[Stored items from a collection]
__________
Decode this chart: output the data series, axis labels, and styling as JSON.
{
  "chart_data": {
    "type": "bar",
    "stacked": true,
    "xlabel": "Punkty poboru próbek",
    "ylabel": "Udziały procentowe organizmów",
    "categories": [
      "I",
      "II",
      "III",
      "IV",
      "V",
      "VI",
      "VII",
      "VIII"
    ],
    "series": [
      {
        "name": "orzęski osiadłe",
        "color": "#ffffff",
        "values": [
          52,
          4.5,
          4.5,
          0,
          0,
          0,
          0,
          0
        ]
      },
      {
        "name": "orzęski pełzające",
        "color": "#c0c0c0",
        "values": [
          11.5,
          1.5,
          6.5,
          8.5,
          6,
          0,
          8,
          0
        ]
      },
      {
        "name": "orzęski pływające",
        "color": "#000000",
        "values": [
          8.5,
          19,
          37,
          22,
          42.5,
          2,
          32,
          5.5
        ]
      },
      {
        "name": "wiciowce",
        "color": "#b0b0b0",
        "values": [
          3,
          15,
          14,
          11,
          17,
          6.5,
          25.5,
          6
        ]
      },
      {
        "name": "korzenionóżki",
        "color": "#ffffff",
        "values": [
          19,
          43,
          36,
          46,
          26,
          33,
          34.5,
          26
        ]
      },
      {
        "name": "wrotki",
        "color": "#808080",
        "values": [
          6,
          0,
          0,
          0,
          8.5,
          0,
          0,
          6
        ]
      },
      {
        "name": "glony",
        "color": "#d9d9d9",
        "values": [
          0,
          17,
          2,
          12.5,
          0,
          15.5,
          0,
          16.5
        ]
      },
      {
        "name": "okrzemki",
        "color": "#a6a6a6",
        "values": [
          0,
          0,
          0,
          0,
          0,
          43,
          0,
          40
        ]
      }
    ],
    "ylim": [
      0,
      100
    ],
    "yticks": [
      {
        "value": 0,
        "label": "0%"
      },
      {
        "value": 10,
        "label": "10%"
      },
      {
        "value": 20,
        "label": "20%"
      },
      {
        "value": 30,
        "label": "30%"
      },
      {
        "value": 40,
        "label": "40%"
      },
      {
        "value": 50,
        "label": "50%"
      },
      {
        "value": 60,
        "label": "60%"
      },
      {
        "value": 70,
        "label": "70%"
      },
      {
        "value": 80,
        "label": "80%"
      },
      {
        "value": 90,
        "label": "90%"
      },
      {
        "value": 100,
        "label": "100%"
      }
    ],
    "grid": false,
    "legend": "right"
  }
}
__________
== Aim of the task ==
Write out every record verbatim.

== Task solution ==
Decode this chart: output the data series, axis labels, and styling as JSON.
{
  "chart_data": {
    "type": "bar",
    "stacked": true,
    "xlabel": "Punkty poboru próbek",
    "ylabel": "Udziały procentowe organizmów",
    "categories": [
      "I",
      "II",
      "III",
      "IV",
      "V",
      "VI",
      "VII",
      "VIII"
    ],
    "series": [
      {
        "name": "orzęski osiadłe",
        "color": "#ffffff",
        "values": [
          52,
          4.5,
          4.5,
          0,
          0,
          0,
          0,
          0
        ]
      },
      {
        "name": "orzęski pełzające",
        "color": "#c0c0c0",
        "values": [
          11.5,
          1.5,
          6.5,
          8.5,
          6,
          0,
          8,
          0
        ]
      },
      {
        "name": "orzęski pływające",
        "color": "#000000",
        "values": [
          8.5,
          19,
          37,
          22,
          42.5,
          2,
          32,
          5.5
        ]
      },
      {
        "name": "wiciowce",
        "color": "#b0b0b0",
        "values": [
          3,
          15,
          14,
          11,
          17,
          6.5,
          25.5,
          6
        ]
      },
      {
        "name": "korzenionóżki",
        "color": "#ffffff",
        "values": [
          19,
          43,
          36,
          46,
          26,
          33,
          34.5,
          26
        ]
      },
      {
        "name": "wrotki",
        "color": "#808080",
        "values": [
          6,
          0,
          0,
          0,
          8.5,
          0,
          0,
          6
        ]
      },
      {
        "name": "glony",
        "color": "#d9d9d9",
        "values": [
          0,
          17,
          2,
          12.5,
          0,
          15.5,
          0,
          16.5
        ]
      },
      {
        "name": "okrzemki",
        "color": "#a6a6a6",
        "values": [
          0,
          0,
          0,
          0,
          0,
          43,
          0,
          40
        ]
      }
    ],
    "ylim": [
      0,
      100
    ],
    "yticks": [
      {
        "value": 0,
        "label": "0%"
      },
      {
        "value": 10,
        "label": "10%"
      },
      {
        "value": 20,
        "label": "20%"
      },
      {
        "value": 30,
        "label": "30%"
      },
      {
        "value": 40,
        "label": "40%"
      },
      {
        "value": 50,
        "label": "50%"
      },
      {
        "value": 60,
        "label": "60%"
      },
      {
        "value": 70,
        "label": "70%"
      },
      {
        "value": 80,
        "label": "80%"
      },
      {
        "value": 90,
        "label": "90%"
      },
      {
        "value": 100,
        "label": "100%"
      }
    ],
    "grid": false,
    "legend": "right"
  }
}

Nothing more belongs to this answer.